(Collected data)
<<<<

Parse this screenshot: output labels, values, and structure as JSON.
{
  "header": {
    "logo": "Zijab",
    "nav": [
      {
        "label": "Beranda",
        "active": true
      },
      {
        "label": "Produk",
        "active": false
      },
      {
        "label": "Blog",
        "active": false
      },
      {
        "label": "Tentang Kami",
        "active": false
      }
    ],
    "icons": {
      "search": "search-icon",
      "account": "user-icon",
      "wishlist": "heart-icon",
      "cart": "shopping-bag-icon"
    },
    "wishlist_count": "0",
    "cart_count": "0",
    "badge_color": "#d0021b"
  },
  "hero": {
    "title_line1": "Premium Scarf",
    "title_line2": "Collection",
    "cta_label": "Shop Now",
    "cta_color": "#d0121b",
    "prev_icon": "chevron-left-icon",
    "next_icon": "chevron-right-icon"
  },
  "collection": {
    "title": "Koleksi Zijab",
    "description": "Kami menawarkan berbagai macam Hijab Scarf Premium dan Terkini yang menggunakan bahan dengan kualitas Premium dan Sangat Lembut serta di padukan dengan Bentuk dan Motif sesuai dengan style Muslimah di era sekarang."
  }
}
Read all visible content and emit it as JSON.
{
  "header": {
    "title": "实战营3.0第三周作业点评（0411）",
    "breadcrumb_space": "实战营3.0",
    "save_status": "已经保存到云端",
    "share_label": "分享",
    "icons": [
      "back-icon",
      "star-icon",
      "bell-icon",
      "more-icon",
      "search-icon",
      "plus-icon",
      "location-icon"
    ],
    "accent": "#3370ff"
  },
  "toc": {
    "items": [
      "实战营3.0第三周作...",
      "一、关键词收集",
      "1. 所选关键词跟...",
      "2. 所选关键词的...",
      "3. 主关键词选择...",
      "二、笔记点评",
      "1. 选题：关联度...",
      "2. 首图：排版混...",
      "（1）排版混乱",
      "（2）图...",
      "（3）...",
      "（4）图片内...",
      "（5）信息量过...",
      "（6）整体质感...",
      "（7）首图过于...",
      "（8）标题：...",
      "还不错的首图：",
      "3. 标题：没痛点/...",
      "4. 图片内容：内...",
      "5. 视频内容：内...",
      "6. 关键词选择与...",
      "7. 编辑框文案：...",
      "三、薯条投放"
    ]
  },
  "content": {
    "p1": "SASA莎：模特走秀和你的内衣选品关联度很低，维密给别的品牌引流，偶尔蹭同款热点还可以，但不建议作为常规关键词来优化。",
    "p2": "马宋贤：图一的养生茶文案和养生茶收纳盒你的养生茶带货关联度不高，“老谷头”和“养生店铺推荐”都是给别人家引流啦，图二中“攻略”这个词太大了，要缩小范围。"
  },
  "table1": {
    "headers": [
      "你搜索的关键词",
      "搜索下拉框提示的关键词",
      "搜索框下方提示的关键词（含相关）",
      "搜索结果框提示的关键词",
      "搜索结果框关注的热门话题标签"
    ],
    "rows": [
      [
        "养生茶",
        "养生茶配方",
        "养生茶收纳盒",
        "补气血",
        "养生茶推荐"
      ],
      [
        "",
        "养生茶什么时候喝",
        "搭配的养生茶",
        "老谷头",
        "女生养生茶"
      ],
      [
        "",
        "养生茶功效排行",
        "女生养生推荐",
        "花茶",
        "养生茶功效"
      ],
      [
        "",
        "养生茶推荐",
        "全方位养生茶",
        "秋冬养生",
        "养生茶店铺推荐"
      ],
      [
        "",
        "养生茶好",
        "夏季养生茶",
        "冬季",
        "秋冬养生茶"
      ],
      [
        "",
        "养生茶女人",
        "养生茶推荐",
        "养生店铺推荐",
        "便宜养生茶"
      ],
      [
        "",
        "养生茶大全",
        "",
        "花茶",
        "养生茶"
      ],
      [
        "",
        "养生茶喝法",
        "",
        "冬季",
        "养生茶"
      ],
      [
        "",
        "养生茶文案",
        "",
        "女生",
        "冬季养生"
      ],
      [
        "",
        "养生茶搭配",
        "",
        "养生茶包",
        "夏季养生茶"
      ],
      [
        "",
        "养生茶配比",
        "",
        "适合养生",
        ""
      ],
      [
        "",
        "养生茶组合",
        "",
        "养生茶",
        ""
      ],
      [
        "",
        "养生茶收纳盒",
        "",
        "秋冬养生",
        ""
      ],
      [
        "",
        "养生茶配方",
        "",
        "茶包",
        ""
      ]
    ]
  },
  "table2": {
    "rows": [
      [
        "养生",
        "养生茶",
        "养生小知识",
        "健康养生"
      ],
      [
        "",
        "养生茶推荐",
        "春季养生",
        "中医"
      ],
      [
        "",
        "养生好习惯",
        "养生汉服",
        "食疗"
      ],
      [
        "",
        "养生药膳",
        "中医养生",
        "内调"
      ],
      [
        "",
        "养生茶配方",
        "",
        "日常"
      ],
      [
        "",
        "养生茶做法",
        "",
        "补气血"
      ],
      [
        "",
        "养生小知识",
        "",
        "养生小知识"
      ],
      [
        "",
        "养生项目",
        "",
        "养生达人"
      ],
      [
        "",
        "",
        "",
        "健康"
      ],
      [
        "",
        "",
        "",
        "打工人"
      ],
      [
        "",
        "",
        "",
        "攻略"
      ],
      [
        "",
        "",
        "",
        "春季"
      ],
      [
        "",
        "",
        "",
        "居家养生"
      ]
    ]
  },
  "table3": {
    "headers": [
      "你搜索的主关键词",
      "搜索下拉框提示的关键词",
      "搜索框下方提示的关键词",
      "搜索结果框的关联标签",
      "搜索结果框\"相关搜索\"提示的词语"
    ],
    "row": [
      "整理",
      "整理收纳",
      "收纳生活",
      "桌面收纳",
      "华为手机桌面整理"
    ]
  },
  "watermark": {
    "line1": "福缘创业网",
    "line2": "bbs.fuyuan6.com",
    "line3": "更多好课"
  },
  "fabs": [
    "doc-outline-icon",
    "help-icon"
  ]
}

>>>>

• [TASK TO CARRY OUT]
Looking at the listing above, count the lines that contain "Kami" and give nothing but the number.

• [THE ANSWER]
2